What you should do =
Lines containing "சரவணன" are to be counted. Report the count alone.

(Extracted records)
┏━━
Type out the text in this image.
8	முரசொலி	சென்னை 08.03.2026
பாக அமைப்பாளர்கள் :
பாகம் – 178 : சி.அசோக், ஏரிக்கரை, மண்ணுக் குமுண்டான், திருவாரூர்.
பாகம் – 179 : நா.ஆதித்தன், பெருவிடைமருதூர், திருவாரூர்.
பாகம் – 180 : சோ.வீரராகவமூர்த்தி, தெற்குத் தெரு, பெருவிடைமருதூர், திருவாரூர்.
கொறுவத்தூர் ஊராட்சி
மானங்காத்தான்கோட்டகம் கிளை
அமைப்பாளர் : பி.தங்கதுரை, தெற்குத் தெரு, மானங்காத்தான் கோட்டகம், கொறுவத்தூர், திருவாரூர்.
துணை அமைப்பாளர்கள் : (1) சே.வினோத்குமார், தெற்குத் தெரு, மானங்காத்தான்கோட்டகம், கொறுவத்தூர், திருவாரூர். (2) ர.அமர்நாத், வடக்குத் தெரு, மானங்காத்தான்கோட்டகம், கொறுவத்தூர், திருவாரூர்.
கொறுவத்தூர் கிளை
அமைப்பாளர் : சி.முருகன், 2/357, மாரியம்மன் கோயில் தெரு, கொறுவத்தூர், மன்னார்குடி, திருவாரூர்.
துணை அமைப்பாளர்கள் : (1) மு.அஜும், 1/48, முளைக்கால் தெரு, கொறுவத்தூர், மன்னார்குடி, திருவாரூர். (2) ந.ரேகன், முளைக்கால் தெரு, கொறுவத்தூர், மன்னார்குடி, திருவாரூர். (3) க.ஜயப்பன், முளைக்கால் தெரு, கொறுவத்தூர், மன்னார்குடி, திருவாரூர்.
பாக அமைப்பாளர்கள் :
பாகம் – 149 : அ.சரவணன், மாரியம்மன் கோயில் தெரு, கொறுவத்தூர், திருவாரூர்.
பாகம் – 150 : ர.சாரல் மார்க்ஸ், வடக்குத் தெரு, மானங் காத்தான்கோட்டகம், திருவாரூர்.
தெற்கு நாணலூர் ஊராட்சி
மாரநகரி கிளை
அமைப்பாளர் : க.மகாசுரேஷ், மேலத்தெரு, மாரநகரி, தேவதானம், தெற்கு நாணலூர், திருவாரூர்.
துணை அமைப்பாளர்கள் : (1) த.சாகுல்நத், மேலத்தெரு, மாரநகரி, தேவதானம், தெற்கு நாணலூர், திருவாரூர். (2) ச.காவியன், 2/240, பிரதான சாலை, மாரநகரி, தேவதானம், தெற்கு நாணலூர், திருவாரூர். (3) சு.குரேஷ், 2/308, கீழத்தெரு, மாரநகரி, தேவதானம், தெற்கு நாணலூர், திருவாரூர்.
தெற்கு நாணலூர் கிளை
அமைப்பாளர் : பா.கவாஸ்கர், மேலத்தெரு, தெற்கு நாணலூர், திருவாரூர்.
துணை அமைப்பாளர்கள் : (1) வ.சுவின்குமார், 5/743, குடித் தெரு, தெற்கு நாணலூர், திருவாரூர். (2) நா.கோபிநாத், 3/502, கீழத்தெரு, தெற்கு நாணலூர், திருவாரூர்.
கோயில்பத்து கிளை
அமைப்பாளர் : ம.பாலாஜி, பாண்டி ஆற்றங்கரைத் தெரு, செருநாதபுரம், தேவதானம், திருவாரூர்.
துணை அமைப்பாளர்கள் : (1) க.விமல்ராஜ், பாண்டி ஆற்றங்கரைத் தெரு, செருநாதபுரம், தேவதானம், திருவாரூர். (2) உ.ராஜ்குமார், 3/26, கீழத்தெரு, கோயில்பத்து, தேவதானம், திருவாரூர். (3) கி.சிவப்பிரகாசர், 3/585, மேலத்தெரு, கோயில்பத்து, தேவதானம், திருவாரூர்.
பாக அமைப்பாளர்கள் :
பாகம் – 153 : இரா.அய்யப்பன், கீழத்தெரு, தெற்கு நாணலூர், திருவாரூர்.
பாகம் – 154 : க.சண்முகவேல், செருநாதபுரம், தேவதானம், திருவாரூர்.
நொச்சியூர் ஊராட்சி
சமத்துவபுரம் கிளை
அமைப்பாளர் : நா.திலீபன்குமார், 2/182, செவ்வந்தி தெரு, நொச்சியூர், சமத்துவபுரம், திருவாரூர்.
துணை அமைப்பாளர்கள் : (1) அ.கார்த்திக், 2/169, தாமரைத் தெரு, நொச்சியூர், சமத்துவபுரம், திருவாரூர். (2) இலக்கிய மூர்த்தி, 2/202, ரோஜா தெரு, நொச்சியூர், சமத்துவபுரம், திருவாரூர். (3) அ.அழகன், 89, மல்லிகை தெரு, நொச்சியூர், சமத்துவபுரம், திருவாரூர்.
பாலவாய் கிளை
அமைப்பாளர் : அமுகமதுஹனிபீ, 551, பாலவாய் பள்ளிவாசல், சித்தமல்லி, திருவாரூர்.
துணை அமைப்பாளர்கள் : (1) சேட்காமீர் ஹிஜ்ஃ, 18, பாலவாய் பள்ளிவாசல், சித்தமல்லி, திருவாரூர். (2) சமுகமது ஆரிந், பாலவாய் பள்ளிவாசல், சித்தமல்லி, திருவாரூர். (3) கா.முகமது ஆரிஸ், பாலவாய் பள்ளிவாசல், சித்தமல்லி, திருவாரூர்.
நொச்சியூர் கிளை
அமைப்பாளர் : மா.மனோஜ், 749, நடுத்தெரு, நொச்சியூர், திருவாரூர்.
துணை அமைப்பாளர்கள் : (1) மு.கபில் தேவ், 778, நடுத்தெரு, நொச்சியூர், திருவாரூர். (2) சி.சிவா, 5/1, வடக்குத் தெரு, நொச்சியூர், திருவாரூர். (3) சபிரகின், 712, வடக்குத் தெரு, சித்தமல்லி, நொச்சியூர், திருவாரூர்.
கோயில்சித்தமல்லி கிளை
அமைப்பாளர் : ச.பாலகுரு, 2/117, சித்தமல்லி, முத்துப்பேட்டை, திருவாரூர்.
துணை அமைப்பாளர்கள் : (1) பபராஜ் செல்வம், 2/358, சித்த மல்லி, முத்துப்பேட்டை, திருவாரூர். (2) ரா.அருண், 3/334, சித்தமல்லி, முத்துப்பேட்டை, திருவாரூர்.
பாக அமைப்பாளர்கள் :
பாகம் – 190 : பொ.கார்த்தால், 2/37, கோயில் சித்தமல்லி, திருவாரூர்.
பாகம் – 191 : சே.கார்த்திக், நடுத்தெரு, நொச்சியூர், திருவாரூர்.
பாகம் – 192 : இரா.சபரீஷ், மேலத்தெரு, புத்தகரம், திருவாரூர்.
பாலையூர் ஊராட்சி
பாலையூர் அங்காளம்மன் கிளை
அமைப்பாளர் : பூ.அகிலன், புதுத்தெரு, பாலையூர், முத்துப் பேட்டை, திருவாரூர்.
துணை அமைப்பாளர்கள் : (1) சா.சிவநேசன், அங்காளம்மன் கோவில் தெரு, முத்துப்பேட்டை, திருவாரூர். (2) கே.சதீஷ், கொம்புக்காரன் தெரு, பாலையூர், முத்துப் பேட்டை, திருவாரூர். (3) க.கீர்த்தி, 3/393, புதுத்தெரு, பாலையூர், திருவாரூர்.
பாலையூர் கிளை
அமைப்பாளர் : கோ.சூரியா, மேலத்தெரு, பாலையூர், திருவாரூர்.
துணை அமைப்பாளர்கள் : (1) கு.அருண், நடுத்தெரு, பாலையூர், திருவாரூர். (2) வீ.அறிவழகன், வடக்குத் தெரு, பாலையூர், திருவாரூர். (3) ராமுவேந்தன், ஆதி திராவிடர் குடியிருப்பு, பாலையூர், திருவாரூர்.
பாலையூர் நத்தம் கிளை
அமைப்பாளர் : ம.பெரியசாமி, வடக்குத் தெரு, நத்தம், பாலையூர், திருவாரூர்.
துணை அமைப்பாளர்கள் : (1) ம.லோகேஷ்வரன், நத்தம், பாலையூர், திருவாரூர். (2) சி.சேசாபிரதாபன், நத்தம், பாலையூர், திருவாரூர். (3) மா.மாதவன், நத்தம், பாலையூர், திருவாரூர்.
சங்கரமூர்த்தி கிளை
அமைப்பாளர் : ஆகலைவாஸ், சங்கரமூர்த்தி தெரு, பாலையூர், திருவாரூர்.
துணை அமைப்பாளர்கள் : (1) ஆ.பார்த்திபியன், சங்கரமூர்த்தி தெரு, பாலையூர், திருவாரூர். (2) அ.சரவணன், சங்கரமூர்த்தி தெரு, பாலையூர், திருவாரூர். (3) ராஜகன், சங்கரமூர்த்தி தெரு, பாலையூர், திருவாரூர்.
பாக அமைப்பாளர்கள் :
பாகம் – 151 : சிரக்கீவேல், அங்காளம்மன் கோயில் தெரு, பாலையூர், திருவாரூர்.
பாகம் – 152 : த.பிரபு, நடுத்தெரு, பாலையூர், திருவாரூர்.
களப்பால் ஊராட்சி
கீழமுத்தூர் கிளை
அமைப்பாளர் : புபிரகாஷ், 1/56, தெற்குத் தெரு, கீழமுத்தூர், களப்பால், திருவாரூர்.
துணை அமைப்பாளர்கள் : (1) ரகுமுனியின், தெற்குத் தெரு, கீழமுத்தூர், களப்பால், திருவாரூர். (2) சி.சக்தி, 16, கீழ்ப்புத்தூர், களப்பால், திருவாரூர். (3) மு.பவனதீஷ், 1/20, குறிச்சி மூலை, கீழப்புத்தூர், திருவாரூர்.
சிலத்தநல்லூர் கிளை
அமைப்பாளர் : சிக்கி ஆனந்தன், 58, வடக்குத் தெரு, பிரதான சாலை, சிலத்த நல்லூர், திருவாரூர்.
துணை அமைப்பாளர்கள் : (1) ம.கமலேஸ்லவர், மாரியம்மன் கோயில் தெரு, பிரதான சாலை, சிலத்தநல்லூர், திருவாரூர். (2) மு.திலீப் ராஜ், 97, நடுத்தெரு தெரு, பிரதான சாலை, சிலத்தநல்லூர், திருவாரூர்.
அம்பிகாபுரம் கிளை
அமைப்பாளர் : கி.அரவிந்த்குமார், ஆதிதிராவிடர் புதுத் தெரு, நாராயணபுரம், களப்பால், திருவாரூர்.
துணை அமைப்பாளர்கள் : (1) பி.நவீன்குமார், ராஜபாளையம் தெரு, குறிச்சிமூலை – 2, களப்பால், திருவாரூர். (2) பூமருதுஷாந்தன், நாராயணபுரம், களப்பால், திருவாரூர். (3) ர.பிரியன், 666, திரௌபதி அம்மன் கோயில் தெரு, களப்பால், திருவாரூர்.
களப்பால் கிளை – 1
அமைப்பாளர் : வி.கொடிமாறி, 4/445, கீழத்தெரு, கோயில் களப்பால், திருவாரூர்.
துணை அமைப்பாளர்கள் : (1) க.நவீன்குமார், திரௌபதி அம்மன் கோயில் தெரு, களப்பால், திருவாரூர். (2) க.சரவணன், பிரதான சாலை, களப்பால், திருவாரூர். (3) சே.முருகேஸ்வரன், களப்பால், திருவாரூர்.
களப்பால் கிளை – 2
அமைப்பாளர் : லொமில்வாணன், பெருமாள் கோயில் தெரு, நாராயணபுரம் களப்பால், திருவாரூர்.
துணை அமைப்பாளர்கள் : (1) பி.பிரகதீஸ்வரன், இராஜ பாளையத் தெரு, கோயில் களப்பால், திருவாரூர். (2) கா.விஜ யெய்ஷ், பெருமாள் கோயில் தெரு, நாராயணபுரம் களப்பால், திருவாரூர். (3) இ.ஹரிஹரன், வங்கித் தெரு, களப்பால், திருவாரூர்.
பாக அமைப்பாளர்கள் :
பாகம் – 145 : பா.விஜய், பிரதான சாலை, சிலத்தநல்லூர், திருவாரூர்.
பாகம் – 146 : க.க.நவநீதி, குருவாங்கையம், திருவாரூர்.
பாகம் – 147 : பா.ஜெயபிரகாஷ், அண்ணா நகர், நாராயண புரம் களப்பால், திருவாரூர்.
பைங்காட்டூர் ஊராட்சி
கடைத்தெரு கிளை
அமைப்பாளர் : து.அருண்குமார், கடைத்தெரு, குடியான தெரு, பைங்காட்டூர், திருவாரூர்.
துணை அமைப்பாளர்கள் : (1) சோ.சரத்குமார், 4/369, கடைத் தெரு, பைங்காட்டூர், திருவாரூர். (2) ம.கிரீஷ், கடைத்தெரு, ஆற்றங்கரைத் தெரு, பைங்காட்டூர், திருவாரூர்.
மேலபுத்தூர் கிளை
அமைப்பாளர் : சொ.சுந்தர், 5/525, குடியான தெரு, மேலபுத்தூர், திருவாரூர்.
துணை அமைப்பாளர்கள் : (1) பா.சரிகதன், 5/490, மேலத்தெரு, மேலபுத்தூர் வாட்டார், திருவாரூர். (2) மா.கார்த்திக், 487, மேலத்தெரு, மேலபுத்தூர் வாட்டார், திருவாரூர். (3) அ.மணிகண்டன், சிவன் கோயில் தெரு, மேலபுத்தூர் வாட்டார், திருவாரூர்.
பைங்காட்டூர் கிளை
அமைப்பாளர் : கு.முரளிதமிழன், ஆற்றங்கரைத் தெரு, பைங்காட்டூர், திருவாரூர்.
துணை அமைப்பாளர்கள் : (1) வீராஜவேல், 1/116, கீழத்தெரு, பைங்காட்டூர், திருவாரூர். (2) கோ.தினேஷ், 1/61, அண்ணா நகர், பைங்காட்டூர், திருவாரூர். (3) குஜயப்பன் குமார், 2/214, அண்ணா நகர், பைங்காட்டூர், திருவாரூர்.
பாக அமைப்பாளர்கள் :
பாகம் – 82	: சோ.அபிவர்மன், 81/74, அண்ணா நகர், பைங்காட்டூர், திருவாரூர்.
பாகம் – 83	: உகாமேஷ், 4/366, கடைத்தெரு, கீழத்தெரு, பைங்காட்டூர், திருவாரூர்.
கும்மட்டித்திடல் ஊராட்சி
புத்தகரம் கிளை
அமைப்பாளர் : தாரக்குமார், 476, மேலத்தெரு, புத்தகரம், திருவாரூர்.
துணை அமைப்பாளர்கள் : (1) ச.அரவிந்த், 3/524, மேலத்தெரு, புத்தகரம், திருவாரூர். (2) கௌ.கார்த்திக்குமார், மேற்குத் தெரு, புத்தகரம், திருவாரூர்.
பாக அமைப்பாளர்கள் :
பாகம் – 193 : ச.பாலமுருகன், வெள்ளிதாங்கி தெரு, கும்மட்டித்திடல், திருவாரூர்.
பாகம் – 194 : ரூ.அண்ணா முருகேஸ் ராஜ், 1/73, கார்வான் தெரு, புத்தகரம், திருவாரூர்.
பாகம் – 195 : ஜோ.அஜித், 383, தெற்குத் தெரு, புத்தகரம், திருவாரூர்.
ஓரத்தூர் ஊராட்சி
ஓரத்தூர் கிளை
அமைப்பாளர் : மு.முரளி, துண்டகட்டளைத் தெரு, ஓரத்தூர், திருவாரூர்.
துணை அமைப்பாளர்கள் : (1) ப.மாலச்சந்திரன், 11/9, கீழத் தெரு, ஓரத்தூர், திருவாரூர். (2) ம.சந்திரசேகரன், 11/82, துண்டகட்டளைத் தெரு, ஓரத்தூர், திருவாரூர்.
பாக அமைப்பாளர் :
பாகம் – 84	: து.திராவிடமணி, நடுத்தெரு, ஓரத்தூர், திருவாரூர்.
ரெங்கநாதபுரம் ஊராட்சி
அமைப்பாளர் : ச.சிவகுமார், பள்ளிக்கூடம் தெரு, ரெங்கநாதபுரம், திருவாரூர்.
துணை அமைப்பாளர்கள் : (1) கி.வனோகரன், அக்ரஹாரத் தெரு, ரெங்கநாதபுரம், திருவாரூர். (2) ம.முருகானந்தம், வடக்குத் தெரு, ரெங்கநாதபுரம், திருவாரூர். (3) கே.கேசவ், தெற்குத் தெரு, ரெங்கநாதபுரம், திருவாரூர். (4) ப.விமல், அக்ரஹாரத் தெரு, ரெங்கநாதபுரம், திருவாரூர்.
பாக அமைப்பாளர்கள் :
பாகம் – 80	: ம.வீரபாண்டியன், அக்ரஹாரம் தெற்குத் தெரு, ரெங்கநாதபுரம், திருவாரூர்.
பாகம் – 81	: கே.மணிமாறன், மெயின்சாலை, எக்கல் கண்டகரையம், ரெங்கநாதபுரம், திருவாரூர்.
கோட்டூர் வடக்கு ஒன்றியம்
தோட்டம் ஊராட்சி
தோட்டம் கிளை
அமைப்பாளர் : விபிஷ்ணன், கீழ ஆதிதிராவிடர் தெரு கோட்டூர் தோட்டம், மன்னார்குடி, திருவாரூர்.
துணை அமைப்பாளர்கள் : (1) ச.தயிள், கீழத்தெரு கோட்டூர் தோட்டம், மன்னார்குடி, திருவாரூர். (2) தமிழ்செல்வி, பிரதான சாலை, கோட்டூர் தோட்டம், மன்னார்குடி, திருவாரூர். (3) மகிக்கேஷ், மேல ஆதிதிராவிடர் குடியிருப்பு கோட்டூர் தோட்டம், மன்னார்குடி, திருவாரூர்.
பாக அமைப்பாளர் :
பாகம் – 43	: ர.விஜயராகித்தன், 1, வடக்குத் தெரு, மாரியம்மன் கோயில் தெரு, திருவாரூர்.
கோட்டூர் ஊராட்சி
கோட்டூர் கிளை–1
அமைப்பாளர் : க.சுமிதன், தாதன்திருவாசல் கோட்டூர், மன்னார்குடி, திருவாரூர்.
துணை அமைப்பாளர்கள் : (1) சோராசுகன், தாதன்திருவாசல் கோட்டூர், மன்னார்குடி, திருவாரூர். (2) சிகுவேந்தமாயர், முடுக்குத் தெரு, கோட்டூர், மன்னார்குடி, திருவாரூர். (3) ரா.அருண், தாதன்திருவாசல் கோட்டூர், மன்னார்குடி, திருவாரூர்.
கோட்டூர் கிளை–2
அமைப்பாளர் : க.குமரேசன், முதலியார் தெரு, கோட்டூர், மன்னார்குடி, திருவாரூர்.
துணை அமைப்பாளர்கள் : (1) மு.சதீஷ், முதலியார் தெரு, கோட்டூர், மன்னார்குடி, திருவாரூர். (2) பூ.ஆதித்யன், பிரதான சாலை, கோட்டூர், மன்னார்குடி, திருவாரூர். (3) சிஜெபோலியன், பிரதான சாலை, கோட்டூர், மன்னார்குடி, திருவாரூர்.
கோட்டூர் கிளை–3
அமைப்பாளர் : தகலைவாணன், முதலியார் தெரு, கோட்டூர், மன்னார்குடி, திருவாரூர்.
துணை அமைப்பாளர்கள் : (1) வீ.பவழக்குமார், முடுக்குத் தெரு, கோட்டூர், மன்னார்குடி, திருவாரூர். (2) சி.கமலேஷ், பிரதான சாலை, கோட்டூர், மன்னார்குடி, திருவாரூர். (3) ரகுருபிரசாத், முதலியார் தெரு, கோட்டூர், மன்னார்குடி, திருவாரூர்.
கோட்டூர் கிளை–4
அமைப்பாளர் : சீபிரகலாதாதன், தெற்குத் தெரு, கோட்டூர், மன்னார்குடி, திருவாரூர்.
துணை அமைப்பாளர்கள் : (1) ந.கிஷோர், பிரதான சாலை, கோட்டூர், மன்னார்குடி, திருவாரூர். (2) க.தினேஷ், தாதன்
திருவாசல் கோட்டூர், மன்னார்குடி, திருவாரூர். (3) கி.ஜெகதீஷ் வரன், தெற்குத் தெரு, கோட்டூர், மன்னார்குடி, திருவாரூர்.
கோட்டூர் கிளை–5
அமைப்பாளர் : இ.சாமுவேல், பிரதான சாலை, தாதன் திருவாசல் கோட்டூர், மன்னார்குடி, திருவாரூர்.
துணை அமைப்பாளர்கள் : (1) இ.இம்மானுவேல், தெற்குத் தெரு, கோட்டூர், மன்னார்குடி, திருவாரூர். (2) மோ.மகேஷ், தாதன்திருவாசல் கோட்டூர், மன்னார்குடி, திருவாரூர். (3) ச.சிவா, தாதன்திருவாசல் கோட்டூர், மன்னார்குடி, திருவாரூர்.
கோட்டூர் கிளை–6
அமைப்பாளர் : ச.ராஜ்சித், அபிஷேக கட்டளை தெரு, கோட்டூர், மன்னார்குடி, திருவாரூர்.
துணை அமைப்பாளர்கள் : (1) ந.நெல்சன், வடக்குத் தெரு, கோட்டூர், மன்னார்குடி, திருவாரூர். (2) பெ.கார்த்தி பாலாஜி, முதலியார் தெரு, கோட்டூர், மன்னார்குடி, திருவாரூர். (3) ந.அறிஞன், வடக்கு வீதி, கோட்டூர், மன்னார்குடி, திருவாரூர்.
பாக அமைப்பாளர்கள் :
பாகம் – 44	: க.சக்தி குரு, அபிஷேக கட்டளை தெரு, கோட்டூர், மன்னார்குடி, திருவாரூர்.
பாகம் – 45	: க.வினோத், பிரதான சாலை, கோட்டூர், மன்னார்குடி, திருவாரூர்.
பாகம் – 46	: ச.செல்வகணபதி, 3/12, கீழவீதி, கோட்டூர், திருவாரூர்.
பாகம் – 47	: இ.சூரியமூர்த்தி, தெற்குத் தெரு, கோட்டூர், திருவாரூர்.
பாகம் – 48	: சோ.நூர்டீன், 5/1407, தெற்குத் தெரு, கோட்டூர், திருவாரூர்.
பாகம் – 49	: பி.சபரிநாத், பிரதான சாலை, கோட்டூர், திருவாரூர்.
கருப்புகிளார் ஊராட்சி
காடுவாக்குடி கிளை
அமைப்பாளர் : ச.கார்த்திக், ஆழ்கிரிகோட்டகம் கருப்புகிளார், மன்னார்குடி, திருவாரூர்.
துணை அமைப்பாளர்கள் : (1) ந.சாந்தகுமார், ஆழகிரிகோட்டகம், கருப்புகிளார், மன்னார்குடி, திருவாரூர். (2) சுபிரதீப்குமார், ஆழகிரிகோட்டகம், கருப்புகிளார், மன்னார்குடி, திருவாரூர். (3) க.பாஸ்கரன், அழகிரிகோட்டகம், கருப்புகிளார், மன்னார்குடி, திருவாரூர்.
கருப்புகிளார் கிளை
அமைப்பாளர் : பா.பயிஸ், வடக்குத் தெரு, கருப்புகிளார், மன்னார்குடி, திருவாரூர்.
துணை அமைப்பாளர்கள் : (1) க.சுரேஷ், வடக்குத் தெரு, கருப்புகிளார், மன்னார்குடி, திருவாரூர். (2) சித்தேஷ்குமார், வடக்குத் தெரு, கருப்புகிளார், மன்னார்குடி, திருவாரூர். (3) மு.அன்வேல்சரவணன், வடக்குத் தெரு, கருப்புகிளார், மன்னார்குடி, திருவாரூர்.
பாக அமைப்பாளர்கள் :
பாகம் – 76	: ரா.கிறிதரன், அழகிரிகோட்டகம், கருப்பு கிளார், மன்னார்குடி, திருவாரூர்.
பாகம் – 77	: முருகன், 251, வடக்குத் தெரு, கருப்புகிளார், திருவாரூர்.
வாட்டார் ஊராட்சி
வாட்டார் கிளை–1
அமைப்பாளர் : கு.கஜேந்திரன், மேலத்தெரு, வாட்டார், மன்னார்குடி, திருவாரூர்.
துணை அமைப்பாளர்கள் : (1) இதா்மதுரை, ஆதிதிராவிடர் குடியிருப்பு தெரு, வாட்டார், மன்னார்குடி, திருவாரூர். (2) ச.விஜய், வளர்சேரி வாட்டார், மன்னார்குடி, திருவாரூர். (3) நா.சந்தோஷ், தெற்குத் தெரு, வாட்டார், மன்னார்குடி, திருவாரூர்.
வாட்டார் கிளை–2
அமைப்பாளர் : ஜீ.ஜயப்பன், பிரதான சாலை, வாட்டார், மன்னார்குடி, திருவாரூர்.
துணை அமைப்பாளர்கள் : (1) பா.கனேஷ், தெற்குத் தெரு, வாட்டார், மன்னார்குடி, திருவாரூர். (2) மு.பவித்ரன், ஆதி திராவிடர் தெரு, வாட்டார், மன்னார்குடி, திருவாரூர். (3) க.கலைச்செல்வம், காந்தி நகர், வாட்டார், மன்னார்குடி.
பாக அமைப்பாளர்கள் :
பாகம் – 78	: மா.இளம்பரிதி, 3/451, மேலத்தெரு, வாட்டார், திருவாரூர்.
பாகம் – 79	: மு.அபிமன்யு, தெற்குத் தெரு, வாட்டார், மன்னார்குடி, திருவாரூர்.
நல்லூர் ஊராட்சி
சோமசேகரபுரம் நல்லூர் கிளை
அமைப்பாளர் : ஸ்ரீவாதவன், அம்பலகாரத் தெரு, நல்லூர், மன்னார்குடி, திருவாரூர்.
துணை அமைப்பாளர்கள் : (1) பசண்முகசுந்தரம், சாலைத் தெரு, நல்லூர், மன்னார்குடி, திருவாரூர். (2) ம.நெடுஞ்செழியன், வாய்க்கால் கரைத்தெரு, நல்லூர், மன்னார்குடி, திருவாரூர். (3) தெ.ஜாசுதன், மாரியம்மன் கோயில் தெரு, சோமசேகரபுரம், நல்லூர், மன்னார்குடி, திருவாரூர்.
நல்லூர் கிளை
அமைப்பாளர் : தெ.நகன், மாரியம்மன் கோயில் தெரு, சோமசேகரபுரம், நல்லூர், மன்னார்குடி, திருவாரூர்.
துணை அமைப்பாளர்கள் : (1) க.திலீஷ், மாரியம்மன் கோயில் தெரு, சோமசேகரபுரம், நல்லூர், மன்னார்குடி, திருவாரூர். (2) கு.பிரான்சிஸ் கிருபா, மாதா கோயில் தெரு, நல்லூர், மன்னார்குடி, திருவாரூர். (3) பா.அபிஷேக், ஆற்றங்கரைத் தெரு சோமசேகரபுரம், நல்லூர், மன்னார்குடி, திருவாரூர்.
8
┗━━
Exercise result =
4